### TASK PROMPT
Collect all the lines that mention the word "this".

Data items
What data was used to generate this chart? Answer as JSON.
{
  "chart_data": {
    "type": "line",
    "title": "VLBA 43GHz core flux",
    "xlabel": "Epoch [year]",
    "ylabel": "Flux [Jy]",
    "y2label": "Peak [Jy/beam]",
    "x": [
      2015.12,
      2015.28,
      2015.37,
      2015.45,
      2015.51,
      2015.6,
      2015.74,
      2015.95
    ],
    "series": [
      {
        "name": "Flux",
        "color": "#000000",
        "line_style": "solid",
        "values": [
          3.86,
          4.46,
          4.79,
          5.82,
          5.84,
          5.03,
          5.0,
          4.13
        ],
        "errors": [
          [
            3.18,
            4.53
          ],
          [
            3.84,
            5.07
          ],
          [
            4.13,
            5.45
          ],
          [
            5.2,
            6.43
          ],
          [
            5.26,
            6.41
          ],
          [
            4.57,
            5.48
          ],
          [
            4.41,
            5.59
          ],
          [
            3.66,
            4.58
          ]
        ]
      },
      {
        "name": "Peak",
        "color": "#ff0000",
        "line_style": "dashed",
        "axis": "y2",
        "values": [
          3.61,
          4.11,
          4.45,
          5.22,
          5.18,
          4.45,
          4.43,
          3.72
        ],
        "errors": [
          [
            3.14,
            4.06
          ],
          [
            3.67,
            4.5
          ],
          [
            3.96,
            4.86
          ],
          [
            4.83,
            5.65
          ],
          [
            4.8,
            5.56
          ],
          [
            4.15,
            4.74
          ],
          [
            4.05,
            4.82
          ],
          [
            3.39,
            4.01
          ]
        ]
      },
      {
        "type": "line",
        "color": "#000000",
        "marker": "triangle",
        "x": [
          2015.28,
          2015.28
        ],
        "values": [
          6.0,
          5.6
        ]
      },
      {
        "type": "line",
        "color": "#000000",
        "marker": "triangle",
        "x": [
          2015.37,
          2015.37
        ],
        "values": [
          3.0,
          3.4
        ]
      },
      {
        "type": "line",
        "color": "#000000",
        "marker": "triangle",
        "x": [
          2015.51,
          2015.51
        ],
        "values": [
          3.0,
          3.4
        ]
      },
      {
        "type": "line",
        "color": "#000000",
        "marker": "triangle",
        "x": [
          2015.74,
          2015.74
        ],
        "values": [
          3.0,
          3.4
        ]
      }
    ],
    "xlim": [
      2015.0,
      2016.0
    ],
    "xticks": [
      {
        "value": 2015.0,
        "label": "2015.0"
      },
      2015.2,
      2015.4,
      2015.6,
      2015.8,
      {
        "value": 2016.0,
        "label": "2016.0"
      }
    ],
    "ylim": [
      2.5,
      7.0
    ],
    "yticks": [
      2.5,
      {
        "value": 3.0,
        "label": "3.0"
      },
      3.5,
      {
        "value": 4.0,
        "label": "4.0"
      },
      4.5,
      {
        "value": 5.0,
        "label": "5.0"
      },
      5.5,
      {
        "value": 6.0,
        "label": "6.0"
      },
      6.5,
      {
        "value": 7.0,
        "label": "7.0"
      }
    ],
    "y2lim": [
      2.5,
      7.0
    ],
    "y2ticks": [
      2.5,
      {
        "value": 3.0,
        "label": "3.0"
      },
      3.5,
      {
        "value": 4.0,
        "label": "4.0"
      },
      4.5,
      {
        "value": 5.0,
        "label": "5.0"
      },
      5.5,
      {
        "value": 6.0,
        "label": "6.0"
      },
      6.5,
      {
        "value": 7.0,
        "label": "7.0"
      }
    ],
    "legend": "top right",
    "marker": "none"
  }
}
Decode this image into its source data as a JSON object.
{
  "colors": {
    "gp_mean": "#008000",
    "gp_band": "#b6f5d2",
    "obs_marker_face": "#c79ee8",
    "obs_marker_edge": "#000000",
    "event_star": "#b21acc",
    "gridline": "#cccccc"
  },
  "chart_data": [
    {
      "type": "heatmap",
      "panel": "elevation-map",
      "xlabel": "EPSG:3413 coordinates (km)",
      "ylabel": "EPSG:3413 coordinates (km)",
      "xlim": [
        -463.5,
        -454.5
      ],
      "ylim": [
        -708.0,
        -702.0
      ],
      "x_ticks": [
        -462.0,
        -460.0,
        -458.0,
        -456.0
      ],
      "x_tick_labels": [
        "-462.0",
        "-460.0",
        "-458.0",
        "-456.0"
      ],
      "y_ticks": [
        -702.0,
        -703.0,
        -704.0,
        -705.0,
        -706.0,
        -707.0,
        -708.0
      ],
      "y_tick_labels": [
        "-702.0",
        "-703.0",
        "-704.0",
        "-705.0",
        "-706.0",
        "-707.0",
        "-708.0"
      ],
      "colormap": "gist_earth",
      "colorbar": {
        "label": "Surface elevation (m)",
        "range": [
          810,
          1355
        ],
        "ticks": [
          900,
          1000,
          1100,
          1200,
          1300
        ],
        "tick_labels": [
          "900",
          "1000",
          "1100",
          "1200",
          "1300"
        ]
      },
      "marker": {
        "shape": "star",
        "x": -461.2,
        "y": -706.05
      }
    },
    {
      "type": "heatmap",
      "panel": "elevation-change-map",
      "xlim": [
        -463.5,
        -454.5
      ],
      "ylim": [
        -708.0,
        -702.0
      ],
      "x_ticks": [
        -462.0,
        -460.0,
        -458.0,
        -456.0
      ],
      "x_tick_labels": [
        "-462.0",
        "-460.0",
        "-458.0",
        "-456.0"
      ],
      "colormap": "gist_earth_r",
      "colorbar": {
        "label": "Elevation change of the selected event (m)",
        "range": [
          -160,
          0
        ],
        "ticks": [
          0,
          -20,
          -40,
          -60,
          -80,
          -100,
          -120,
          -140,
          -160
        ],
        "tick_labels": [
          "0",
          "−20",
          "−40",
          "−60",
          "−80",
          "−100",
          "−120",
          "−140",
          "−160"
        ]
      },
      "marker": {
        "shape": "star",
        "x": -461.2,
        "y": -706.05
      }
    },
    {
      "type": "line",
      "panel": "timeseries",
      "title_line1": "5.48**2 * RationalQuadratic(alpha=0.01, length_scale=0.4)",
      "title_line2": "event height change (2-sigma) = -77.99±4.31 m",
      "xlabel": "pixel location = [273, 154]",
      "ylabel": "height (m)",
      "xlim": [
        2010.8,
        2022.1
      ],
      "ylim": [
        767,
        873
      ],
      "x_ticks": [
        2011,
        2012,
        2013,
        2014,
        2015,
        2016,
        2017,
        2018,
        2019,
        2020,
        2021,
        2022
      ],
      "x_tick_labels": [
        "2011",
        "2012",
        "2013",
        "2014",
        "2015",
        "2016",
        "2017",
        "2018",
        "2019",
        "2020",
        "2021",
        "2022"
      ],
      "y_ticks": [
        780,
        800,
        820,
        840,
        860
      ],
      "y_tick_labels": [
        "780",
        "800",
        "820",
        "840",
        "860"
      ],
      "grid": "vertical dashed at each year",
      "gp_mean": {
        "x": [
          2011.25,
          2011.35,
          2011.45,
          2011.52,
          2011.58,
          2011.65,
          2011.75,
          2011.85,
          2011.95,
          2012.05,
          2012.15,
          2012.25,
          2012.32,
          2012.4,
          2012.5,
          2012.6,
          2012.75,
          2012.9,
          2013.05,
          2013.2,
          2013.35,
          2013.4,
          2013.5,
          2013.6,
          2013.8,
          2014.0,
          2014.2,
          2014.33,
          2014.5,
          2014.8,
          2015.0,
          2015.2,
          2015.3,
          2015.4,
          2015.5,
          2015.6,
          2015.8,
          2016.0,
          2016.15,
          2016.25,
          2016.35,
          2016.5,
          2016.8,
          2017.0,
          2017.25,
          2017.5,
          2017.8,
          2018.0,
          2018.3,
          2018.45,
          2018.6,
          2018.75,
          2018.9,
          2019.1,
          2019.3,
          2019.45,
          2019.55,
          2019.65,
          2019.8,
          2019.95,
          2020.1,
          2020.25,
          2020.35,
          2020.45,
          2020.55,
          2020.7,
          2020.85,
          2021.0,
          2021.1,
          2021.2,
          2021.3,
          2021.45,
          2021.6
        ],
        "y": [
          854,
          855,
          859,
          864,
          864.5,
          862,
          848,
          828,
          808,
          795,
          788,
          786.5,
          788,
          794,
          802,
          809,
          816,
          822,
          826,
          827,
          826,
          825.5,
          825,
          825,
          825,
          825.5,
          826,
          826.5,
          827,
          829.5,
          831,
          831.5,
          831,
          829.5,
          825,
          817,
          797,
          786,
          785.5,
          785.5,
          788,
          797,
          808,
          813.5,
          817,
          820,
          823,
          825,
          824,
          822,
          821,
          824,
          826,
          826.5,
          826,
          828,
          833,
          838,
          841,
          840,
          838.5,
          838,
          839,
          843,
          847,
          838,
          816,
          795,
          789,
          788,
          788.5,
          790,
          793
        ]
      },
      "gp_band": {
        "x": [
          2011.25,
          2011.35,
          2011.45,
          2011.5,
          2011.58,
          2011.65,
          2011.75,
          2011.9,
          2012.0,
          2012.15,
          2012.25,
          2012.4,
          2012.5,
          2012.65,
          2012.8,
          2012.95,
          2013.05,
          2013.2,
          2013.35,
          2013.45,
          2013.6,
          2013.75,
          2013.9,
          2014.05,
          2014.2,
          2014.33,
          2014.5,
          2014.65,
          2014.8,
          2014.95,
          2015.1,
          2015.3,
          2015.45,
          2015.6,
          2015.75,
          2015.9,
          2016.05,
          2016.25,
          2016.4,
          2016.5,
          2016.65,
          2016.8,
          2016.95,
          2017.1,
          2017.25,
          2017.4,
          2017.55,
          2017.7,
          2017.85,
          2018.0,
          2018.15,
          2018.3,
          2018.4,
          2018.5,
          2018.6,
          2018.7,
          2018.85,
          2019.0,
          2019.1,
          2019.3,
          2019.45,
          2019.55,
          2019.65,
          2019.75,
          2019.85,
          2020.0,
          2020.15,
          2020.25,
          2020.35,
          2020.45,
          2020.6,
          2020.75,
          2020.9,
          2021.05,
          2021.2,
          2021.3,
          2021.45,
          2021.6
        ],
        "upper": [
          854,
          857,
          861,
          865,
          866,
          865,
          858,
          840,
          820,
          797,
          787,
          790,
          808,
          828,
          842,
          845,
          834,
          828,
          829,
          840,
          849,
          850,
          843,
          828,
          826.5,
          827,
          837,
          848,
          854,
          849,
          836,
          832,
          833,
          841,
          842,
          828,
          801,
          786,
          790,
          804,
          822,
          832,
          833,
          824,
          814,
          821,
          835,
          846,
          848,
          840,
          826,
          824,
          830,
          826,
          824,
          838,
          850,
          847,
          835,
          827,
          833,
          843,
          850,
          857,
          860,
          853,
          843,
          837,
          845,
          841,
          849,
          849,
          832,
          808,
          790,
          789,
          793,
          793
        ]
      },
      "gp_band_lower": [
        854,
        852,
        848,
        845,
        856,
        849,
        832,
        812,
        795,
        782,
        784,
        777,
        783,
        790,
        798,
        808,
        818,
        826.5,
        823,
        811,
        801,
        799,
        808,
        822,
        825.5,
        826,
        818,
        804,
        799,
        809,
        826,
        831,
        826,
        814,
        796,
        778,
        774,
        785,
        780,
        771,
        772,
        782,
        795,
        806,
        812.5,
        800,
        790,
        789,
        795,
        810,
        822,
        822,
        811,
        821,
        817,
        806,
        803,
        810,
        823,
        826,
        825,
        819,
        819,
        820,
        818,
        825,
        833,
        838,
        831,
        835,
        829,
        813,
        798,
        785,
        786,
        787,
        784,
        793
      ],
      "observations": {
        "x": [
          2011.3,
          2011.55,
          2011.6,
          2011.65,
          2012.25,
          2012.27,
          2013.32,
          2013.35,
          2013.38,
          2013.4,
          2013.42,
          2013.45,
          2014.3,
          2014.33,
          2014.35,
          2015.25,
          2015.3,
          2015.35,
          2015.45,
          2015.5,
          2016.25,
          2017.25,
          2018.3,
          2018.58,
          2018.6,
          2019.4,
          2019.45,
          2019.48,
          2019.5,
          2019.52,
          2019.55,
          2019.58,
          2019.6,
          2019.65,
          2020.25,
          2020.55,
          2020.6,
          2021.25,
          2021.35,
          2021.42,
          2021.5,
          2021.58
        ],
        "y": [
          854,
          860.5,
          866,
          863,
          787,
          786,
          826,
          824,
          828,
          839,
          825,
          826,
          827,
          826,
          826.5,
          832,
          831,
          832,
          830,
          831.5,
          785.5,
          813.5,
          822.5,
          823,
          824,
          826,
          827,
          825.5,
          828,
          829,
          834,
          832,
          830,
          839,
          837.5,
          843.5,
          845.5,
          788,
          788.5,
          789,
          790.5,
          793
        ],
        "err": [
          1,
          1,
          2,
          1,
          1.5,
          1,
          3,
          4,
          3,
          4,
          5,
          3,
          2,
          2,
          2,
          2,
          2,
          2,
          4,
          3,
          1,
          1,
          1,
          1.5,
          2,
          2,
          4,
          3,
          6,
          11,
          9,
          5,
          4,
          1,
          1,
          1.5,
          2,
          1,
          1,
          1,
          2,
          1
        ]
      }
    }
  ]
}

### EXERCISE ANSWER
What data was used to generate this chart? Answer as JSON.
Decode this image into its source data as a JSON object.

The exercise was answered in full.